• Given entries:

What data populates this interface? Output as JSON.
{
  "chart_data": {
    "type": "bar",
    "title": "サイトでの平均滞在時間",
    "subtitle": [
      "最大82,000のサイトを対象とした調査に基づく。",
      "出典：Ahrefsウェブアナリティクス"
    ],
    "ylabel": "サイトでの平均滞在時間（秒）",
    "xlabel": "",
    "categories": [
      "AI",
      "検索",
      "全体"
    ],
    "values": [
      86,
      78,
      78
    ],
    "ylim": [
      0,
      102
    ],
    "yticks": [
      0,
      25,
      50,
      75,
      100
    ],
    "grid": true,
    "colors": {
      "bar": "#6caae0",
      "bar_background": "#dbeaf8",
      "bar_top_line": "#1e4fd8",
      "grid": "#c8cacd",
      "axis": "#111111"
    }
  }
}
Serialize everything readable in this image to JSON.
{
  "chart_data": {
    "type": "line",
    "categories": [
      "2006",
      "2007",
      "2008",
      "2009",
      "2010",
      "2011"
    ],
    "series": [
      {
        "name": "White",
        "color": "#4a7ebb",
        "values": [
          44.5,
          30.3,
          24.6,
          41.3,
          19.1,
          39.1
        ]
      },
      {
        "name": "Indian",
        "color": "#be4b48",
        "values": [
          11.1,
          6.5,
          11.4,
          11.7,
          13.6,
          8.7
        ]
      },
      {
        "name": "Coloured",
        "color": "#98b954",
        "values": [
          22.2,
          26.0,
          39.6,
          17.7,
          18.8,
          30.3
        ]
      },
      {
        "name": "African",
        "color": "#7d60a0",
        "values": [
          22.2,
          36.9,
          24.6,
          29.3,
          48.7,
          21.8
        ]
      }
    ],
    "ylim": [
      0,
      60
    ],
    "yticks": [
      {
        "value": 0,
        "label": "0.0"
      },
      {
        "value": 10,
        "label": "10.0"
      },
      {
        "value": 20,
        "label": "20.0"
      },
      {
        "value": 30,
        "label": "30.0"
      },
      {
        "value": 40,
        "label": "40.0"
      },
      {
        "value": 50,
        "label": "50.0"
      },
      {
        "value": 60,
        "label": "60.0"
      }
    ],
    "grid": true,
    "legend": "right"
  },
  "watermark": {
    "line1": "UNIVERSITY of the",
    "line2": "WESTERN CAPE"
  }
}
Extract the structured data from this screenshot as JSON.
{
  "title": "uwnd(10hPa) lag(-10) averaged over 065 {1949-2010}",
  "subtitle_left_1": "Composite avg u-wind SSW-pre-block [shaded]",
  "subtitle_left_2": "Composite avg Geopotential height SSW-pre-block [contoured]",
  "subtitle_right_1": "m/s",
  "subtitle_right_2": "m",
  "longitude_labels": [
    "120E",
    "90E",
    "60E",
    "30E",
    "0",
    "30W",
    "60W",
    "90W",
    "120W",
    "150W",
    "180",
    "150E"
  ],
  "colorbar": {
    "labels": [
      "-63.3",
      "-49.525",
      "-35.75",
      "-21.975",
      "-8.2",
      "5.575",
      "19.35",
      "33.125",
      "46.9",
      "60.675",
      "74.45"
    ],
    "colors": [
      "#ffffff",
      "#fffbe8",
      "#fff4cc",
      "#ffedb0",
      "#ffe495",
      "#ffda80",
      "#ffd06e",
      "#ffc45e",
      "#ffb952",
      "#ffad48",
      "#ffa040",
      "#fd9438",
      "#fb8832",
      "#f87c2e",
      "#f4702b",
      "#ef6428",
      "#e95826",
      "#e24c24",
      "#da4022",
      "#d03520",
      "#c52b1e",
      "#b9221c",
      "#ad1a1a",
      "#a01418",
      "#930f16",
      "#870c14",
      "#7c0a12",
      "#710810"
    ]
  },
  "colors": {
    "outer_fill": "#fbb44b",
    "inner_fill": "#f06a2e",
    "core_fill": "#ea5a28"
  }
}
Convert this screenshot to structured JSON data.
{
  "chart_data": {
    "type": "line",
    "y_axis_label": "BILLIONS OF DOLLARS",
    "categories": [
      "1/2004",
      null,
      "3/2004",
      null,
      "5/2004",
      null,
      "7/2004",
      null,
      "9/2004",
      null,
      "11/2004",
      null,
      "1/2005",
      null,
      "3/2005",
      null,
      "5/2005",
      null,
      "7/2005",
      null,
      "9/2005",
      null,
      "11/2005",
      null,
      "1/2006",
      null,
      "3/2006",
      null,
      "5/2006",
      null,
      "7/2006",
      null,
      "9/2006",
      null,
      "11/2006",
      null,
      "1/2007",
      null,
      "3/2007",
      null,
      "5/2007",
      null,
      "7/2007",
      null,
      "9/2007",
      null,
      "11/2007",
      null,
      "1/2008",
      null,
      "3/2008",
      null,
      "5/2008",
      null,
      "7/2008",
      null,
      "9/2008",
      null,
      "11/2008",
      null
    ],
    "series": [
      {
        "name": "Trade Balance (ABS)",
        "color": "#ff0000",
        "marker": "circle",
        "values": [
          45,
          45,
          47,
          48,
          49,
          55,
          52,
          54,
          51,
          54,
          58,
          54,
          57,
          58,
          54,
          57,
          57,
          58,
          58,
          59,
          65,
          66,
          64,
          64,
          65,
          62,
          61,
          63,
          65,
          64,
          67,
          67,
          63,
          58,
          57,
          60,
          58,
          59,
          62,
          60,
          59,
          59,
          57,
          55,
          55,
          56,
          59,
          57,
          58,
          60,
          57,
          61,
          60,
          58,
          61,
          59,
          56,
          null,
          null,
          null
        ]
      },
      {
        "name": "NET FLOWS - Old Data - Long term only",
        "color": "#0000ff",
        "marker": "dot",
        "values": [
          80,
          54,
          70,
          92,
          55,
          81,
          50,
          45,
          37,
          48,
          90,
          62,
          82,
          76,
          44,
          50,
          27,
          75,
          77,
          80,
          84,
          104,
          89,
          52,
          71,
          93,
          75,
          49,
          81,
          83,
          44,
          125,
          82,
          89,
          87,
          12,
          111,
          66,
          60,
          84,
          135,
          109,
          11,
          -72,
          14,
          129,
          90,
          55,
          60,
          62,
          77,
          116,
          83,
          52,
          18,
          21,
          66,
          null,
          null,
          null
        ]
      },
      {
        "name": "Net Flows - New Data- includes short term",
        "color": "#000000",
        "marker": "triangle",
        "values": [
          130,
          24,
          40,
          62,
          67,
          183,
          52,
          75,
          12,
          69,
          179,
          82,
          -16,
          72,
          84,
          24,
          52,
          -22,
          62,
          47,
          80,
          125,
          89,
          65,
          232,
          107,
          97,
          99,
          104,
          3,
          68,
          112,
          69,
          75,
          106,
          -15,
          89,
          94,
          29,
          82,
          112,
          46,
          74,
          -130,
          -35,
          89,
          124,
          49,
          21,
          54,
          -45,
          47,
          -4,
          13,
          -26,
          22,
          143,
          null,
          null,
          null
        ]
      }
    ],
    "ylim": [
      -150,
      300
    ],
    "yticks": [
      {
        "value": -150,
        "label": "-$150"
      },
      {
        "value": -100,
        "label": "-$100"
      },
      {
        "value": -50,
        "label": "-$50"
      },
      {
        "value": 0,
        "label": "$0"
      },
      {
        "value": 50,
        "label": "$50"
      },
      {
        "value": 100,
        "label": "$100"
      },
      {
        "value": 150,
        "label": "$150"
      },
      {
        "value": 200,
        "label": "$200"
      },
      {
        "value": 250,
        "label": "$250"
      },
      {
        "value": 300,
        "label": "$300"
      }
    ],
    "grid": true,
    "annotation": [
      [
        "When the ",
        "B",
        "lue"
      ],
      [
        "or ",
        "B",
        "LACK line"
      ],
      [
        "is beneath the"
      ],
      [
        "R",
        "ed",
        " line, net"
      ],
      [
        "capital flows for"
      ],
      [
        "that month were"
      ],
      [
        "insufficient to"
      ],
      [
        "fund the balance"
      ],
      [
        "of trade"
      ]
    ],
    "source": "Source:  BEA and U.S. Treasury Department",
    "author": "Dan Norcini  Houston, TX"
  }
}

• Exercise: From the records above, pick out and copy each line holding the word "サイトでの平均滞在時間".

• Solution to this problem:
    "title": "サイトでの平均滞在時間",
    "ylabel": "サイトでの平均滞在時間（秒）",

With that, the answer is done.